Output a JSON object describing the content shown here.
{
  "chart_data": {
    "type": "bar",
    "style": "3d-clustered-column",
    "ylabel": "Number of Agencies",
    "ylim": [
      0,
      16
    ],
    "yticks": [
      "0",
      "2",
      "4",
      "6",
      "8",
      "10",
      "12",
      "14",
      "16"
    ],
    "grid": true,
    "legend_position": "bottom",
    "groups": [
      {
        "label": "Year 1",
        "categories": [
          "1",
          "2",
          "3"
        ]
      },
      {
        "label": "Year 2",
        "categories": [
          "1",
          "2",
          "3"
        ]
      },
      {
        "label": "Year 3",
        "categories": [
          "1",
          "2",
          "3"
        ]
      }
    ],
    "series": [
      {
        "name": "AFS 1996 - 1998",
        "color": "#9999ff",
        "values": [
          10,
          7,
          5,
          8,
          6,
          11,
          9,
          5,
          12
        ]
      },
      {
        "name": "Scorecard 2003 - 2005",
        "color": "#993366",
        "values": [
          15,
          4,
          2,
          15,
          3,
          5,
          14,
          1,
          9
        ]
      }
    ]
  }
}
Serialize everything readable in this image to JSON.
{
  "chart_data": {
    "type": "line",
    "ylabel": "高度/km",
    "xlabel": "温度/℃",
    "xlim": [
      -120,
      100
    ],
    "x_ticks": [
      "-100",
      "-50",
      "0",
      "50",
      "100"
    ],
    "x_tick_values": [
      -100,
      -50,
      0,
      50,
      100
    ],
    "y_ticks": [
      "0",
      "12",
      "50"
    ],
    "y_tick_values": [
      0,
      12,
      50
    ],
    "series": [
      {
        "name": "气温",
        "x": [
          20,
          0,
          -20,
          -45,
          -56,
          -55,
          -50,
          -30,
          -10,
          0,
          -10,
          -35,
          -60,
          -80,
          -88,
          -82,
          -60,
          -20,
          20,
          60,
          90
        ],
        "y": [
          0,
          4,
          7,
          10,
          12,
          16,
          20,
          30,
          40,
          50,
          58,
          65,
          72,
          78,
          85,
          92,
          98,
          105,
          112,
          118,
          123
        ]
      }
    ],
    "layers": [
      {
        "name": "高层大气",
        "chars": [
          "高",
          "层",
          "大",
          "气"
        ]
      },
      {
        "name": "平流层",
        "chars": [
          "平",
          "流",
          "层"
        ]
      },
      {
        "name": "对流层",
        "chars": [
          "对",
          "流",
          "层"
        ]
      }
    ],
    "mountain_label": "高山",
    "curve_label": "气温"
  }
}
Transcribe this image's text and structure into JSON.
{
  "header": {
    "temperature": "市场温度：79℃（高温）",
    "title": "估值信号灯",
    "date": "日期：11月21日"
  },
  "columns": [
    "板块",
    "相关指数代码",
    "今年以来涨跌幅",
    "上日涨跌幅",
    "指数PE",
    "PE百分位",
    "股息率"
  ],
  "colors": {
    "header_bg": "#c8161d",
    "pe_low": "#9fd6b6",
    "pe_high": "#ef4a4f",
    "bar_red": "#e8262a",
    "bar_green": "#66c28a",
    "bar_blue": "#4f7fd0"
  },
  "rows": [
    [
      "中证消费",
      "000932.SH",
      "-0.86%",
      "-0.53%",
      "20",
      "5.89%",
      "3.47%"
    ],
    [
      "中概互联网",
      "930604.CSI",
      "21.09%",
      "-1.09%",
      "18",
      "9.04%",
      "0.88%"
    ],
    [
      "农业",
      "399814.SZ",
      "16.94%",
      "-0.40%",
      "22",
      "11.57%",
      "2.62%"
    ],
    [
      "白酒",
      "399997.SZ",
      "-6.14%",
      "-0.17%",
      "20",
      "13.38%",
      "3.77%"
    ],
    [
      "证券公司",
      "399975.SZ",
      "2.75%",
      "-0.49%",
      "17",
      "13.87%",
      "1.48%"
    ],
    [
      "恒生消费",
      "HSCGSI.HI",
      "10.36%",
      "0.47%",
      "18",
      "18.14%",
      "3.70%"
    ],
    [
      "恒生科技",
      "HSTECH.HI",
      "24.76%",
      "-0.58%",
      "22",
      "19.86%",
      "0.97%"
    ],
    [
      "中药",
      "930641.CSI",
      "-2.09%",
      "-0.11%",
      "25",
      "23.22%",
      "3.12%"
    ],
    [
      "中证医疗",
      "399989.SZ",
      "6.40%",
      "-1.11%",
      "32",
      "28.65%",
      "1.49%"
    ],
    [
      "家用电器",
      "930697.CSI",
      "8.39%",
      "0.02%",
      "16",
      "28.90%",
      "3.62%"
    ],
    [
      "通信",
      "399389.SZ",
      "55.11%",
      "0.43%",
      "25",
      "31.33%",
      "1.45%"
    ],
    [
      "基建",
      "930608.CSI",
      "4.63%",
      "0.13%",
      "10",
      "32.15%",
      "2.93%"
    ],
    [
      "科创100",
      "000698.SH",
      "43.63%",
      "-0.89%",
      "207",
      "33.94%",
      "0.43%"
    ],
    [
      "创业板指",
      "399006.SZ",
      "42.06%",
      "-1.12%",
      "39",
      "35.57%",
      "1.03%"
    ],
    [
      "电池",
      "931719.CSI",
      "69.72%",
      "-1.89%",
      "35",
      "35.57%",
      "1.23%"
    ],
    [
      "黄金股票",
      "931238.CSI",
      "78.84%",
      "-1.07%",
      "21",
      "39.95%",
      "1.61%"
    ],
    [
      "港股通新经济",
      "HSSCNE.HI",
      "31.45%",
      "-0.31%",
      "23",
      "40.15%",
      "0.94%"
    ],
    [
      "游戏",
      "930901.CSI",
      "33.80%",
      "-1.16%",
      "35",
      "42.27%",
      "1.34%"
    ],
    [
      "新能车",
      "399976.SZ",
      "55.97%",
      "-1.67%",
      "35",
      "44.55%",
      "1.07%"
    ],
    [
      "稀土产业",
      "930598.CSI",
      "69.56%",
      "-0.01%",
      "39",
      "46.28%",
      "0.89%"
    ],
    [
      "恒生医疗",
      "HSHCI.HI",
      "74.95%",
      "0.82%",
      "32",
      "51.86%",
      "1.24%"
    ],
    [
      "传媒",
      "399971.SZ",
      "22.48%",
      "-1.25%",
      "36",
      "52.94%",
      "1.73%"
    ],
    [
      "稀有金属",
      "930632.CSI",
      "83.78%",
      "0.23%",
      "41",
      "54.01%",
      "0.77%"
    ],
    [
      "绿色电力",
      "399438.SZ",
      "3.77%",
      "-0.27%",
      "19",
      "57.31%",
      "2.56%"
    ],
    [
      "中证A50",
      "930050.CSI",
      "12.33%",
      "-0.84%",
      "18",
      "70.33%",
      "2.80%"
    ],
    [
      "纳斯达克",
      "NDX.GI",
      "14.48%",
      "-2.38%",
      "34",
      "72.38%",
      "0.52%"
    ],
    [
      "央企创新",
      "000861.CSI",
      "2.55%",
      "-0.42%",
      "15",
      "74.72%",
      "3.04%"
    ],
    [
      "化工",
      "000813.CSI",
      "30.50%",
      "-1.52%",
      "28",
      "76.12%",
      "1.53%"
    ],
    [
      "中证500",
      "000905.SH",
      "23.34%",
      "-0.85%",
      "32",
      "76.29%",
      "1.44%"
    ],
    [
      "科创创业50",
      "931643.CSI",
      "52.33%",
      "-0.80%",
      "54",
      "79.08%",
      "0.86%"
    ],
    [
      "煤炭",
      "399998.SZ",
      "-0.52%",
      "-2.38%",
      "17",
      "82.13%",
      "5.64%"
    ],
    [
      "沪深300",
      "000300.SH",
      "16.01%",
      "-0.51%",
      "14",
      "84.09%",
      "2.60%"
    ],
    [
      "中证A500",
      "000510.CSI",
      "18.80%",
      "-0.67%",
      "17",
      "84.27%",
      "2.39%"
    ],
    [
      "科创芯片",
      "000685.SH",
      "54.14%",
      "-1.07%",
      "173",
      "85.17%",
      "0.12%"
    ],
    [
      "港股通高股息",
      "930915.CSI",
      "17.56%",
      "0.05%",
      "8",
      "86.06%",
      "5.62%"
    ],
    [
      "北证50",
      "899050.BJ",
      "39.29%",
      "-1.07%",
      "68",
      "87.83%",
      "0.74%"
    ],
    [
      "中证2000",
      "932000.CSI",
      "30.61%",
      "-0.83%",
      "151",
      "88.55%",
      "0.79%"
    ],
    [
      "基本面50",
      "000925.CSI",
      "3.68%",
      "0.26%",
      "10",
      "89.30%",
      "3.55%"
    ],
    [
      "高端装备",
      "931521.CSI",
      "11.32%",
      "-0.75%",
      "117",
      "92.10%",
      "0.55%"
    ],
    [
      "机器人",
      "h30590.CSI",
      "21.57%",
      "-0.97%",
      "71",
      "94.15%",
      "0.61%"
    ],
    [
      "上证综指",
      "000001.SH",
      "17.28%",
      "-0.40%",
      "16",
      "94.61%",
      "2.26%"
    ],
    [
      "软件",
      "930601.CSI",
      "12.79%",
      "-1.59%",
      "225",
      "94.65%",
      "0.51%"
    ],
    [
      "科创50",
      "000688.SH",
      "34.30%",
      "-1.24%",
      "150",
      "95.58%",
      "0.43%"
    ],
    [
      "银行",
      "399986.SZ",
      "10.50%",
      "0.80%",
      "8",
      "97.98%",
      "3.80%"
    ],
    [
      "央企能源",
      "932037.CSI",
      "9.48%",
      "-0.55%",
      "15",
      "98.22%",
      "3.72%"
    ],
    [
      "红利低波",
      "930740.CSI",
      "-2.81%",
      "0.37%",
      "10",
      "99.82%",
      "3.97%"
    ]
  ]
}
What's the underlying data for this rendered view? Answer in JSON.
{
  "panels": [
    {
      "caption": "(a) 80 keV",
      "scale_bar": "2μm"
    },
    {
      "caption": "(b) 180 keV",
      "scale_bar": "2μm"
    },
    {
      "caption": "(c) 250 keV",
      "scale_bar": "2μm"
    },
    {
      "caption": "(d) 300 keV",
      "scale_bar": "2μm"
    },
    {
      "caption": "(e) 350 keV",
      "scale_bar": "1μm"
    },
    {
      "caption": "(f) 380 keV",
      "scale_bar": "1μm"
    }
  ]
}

------------

Find the word "ylabel" in the entries above and gather every line that holds it.

**FINISHED ANSWER:**
    "ylabel": "Number of Agencies",
    "ylabel": "高度/km",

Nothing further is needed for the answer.